━━━ TEXT SEGMENT
Downing Street, St James’s Palace and Tory Central Office were said to have been spinning freely after the letters reached the Prime Minister, the Prince of Wales, William Hague and John Major.

Buckingham Palace’s statement exposing inaccuracies in the MoS story did not get on PA wires until around 12.15am on Sunday, much to the NoW’s chagrin.

Exclusives broker Max Clifford was said to be another source of leaks after he felt his client, Kishan Athulathmudali, a former employee of the PR agency, had been short-changed.

"To say I was disappointed when I heard Rebekah had run an exclusive with Sophie which proved to be nothing more than a PR puff is to put it mildly," he said.

"I was very pleased The Mail on Sunday came out with what it did but that’s just the tip of the iceberg."
━━━━━━
» GOAL 1: Copy the stretch of the press excerpt from "Downing Street, St" through "and John Major.".
The text and the rows below it were taken from unrelated sources.
━━━ ENTRIES SHOWN
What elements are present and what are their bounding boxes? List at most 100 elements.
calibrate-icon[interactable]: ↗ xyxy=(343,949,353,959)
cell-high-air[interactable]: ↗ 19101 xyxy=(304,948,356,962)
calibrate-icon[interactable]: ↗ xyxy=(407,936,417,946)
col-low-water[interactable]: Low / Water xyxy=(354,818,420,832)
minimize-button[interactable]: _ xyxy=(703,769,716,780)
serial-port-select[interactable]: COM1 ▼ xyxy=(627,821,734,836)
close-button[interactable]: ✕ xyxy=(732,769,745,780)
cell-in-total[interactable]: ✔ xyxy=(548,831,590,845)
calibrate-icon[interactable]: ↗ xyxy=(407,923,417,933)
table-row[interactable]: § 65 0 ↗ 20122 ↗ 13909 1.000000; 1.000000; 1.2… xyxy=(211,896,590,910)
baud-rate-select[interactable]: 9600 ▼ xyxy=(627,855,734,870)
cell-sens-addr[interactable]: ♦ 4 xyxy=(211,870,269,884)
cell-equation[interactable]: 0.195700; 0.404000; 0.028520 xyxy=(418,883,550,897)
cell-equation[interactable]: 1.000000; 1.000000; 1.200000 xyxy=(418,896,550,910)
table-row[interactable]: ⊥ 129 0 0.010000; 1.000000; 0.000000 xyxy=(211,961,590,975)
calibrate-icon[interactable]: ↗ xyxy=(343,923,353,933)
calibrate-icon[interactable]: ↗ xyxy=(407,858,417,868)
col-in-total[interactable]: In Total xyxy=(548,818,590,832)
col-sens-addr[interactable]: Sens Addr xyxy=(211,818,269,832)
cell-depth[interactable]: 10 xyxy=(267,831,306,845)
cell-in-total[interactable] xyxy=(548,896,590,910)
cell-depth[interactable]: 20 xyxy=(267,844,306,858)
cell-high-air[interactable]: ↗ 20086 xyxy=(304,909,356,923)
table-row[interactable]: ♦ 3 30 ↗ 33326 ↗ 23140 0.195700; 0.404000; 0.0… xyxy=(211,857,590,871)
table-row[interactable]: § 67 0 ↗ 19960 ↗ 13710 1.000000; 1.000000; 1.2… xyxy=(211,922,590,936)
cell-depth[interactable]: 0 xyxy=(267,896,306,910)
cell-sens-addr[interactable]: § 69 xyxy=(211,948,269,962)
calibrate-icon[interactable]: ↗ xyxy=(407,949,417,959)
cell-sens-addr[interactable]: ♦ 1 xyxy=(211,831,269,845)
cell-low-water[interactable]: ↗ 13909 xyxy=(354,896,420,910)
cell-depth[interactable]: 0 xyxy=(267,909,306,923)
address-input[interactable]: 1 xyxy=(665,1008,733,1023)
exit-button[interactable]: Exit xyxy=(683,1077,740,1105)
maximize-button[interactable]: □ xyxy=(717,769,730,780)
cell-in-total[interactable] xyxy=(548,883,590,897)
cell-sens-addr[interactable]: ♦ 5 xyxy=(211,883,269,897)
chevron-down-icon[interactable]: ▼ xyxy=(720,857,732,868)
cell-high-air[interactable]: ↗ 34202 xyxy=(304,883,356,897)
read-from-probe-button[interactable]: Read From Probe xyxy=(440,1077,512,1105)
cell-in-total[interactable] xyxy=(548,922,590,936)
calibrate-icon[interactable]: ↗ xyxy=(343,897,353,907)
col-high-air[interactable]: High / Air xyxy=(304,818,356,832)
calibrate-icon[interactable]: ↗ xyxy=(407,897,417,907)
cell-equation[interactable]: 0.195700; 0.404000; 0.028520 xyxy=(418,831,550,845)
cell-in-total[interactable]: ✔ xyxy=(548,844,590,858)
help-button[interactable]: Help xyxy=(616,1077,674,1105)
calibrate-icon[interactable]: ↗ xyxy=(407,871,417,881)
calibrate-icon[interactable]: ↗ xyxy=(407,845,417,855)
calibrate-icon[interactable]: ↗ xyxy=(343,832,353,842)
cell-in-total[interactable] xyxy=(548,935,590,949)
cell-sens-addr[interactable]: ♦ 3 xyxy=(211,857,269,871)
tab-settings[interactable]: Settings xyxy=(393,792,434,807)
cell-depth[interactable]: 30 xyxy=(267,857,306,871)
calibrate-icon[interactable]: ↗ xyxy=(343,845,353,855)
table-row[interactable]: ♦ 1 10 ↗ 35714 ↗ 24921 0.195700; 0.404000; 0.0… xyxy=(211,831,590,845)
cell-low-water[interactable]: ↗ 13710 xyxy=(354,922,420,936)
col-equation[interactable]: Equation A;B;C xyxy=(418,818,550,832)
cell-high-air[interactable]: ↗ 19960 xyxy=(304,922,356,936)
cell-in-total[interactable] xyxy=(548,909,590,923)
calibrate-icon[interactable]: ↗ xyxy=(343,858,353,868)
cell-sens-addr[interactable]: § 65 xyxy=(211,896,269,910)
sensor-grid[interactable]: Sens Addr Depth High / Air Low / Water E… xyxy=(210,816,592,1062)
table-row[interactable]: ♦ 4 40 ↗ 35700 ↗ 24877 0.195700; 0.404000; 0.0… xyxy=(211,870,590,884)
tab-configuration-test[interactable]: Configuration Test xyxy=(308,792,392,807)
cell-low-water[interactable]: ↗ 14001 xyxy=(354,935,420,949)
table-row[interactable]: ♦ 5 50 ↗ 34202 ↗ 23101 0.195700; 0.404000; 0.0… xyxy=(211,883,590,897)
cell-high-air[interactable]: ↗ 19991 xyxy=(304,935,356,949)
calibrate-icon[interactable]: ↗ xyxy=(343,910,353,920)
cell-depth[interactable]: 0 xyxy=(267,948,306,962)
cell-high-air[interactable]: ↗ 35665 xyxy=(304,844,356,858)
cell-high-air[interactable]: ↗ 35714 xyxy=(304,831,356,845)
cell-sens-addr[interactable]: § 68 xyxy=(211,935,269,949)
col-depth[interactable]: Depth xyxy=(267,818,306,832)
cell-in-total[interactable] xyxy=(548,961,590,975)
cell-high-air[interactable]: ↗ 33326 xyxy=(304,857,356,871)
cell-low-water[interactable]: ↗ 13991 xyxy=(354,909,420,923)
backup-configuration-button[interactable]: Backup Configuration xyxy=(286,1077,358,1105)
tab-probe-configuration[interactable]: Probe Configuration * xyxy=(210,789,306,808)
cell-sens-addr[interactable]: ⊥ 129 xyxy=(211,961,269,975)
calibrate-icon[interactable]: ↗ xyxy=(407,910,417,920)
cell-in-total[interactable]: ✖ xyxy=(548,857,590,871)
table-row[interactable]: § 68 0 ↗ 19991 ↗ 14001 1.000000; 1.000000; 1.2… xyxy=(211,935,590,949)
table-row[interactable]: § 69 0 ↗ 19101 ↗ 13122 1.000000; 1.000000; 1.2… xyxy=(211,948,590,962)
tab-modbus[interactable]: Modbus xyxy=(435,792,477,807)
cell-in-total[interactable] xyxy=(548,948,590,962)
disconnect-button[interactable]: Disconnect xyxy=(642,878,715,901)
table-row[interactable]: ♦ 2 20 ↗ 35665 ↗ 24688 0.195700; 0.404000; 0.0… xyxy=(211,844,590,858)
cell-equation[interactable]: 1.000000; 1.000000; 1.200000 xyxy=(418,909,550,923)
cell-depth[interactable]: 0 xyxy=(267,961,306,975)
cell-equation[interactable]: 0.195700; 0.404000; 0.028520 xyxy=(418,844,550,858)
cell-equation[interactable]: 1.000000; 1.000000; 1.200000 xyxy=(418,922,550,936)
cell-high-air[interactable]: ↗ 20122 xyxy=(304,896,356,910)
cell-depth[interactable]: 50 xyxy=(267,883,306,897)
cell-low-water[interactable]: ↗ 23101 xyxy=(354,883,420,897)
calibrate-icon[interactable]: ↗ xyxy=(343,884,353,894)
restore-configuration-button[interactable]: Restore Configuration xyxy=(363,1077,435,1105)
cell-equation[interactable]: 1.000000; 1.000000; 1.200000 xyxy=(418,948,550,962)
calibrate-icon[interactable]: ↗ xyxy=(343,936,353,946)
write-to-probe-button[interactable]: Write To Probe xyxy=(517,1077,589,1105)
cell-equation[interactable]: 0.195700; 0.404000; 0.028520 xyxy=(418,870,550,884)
━━━━━━
» GOAL 2: Rewrite the rows from the start through the line containing "cell-sens-addr[interactable]: § 69", replacing "table-row" with "grid-row" and leaving everything else as it is. Give only those lines.

» COMPLETE ANSWER 1:
Downing Street, St James’s Palace and Tory Central Office were said to have been spinning freely after the letters reached the Prime Minister, the Prince of Wales, William Hague and John Major.

» COMPLETE ANSWER 2:
What elements are present and what are their bounding boxes? List at most 100 elements.
calibrate-icon[interactable]: ↗ xyxy=(343,949,353,959)
cell-high-air[interactable]: ↗ 19101 xyxy=(304,948,356,962)
calibrate-icon[interactable]: ↗ xyxy=(407,936,417,946)
col-low-water[interactable]: Low / Water xyxy=(354,818,420,832)
minimize-button[interactable]: _ xyxy=(703,769,716,780)
serial-port-select[interactable]: COM1 ▼ xyxy=(627,821,734,836)
close-button[interactable]: ✕ xyxy=(732,769,745,780)
cell-in-total[interactable]: ✔ xyxy=(548,831,590,845)
calibrate-icon[interactable]: ↗ xyxy=(407,923,417,933)
grid-row[interactable]: § 65 0 ↗ 20122 ↗ 13909 1.000000; 1.000000; 1.2… xyxy=(211,896,590,910)
baud-rate-select[interactable]: 9600 ▼ xyxy=(627,855,734,870)
cell-sens-addr[interactable]: ♦ 4 xyxy=(211,870,269,884)
cell-equation[interactable]: 0.195700; 0.404000; 0.028520 xyxy=(418,883,550,897)
cell-equation[interactable]: 1.000000; 1.000000; 1.200000 xyxy=(418,896,550,910)
grid-row[interactable]: ⊥ 129 0 0.010000; 1.000000; 0.000000 xyxy=(211,961,590,975)
calibrate-icon[interactable]: ↗ xyxy=(343,923,353,933)
calibrate-icon[interactable]: ↗ xyxy=(407,858,417,868)
col-in-total[interactable]: In Total xyxy=(548,818,590,832)
col-sens-addr[interactable]: Sens Addr xyxy=(211,818,269,832)
cell-depth[interactable]: 10 xyxy=(267,831,306,845)
cell-in-total[interactable] xyxy=(548,896,590,910)
cell-depth[interactable]: 20 xyxy=(267,844,306,858)
cell-high-air[interactable]: ↗ 20086 xyxy=(304,909,356,923)
grid-row[interactable]: ♦ 3 30 ↗ 33326 ↗ 23140 0.195700; 0.404000; 0.0… xyxy=(211,857,590,871)
grid-row[interactable]: § 67 0 ↗ 19960 ↗ 13710 1.000000; 1.000000; 1.2… xyxy=(211,922,590,936)
cell-depth[interactable]: 0 xyxy=(267,896,306,910)
cell-sens-addr[interactable]: § 69 xyxy=(211,948,269,962)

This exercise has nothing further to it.